[Start DATA IN THIS EXERCISE]

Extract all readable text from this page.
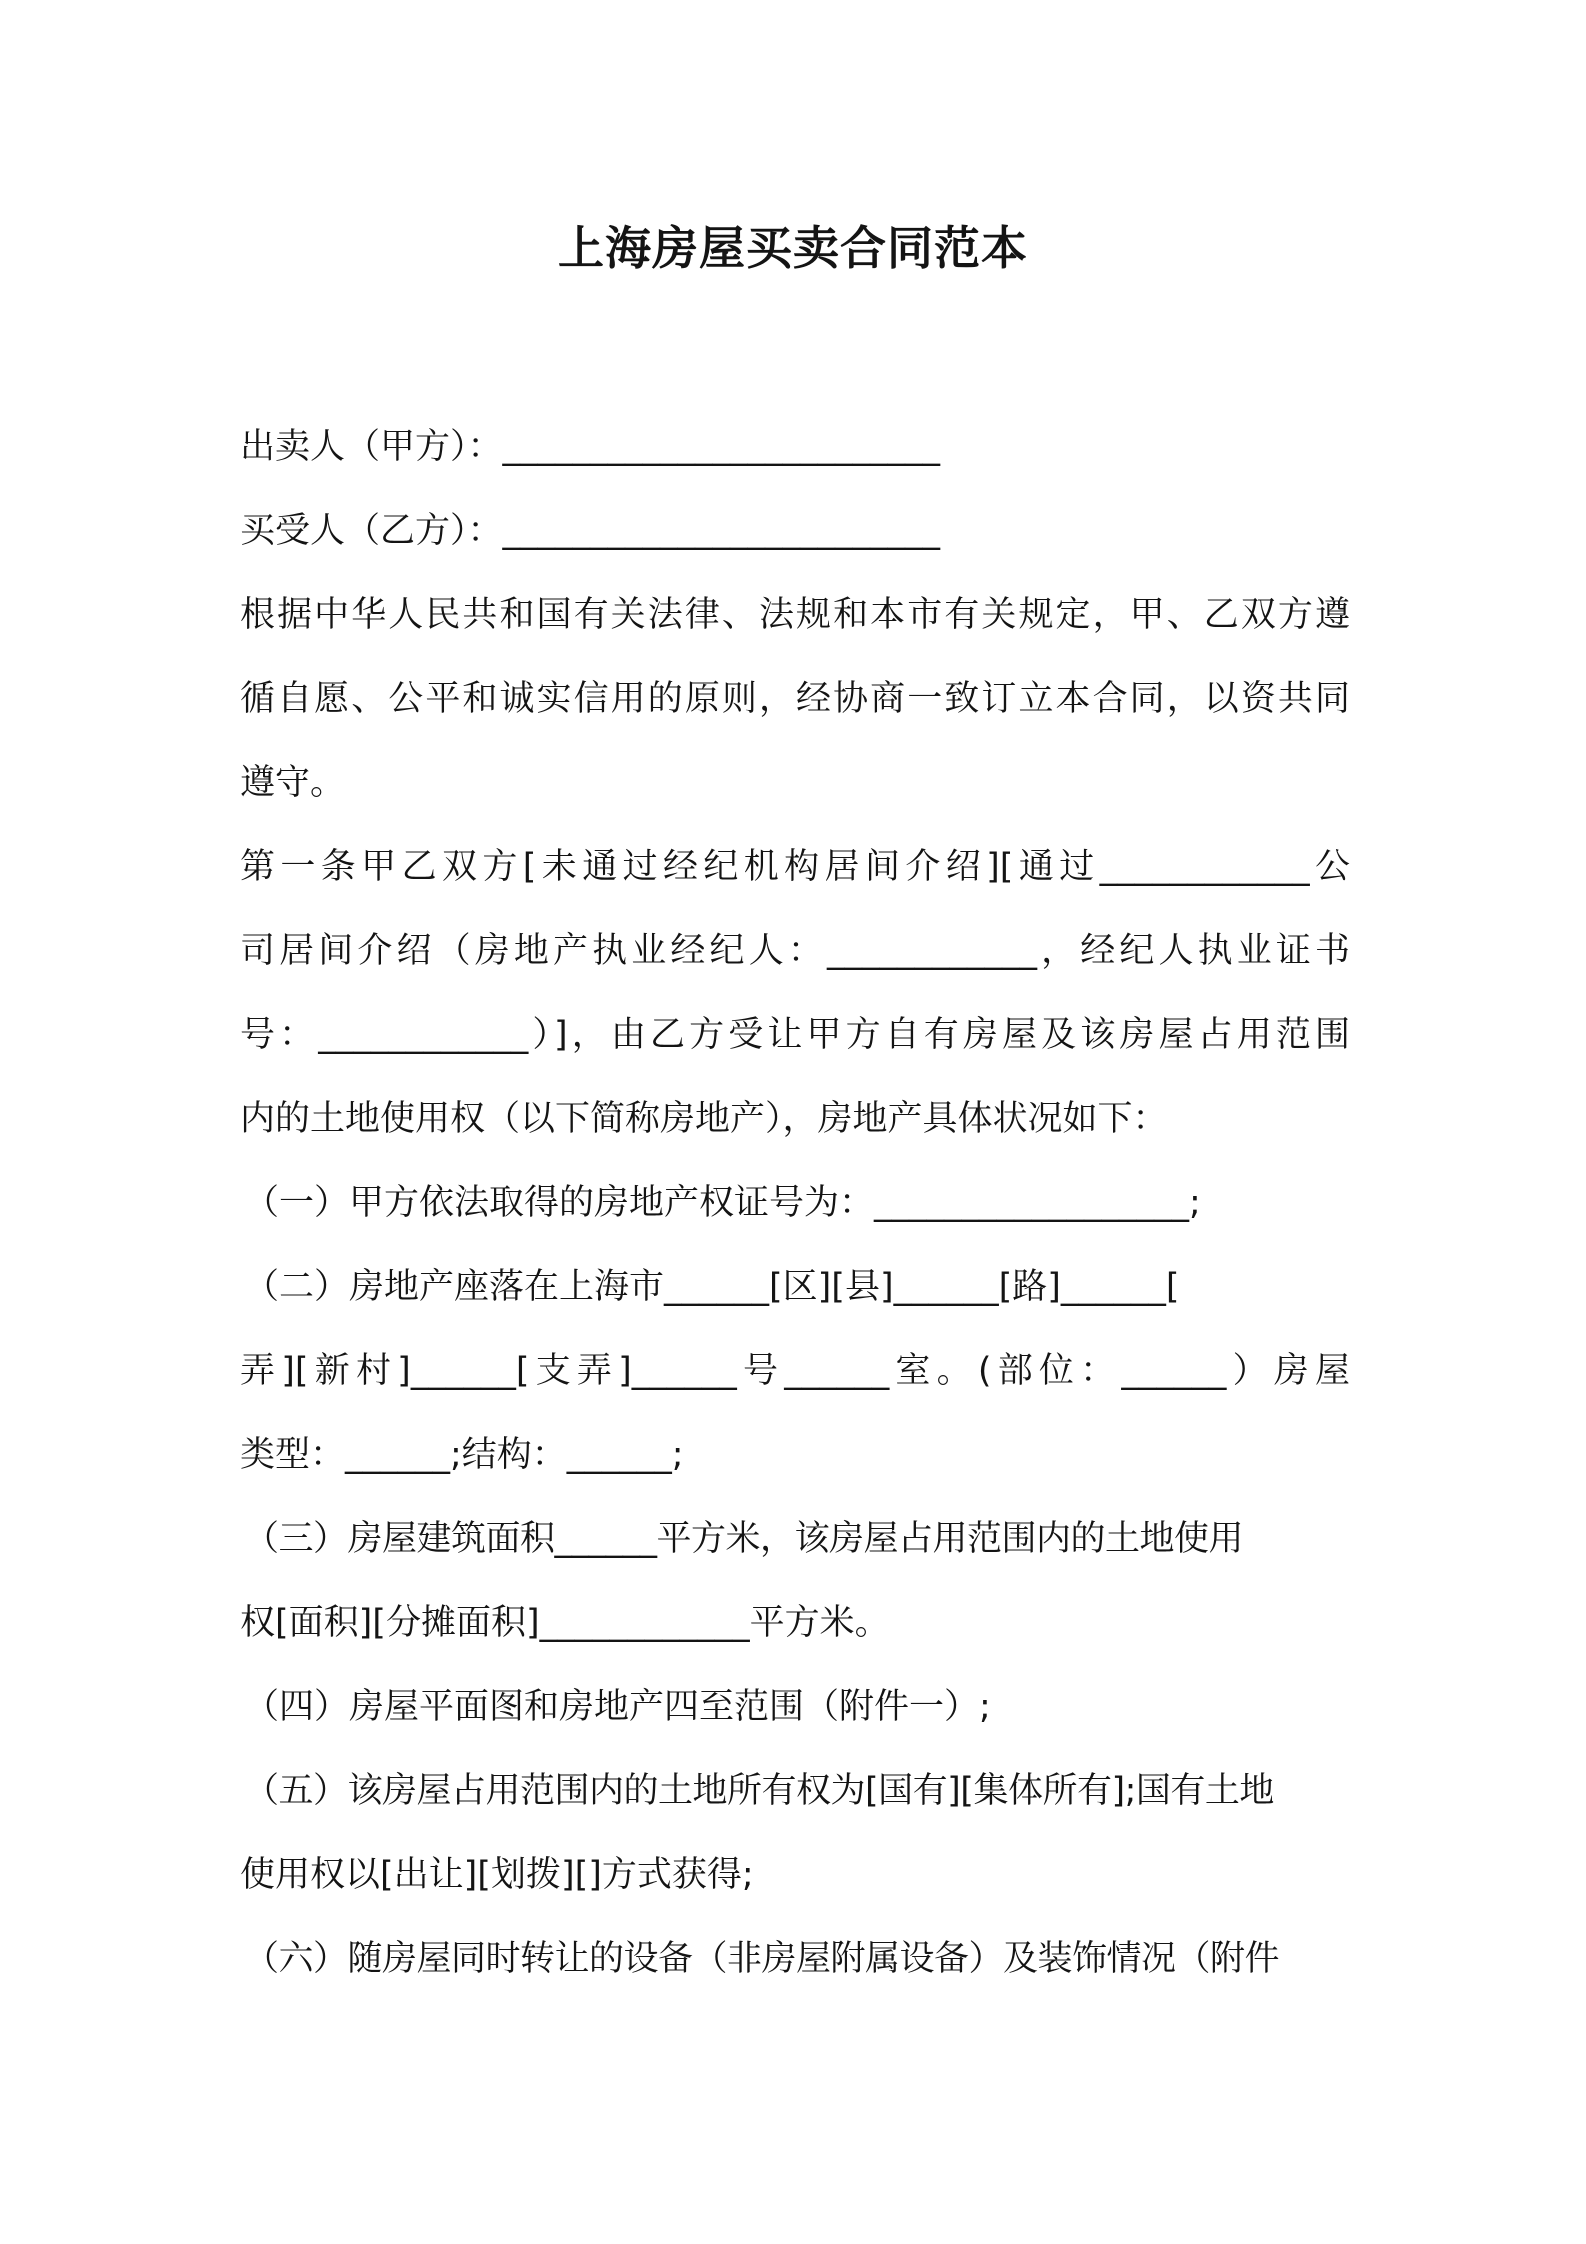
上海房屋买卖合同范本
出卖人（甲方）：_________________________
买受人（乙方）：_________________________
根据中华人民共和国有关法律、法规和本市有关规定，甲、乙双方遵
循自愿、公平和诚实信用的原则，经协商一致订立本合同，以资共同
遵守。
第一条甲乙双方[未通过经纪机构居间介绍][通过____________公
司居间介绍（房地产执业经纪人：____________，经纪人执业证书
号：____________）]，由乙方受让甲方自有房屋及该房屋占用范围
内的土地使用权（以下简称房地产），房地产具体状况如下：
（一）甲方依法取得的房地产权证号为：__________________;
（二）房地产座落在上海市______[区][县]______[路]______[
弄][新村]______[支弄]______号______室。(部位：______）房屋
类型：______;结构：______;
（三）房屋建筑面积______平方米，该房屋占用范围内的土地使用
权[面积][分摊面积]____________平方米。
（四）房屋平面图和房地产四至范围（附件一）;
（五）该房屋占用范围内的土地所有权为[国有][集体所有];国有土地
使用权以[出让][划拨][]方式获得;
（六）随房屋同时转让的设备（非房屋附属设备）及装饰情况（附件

[End DATA IN THIS EXERCISE]

Retype each line of the listing above word for word. Exclude the pictures.

Extract all readable text from this page.
上海房屋买卖合同范本
出卖人（甲方）：_________________________
买受人（乙方）：_________________________
根据中华人民共和国有关法律、法规和本市有关规定，甲、乙双方遵
循自愿、公平和诚实信用的原则，经协商一致订立本合同，以资共同
遵守。
第一条甲乙双方[未通过经纪机构居间介绍][通过____________公
司居间介绍（房地产执业经纪人：____________，经纪人执业证书
号：____________）]，由乙方受让甲方自有房屋及该房屋占用范围
内的土地使用权（以下简称房地产），房地产具体状况如下：
（一）甲方依法取得的房地产权证号为：__________________;
（二）房地产座落在上海市______[区][县]______[路]______[
弄][新村]______[支弄]______号______室。(部位：______）房屋
类型：______;结构：______;
（三）房屋建筑面积______平方米，该房屋占用范围内的土地使用
权[面积][分摊面积]____________平方米。
（四）房屋平面图和房地产四至范围（附件一）;
（五）该房屋占用范围内的土地所有权为[国有][集体所有];国有土地
使用权以[出让][划拨][]方式获得;
（六）随房屋同时转让的设备（非房屋附属设备）及装饰情况（附件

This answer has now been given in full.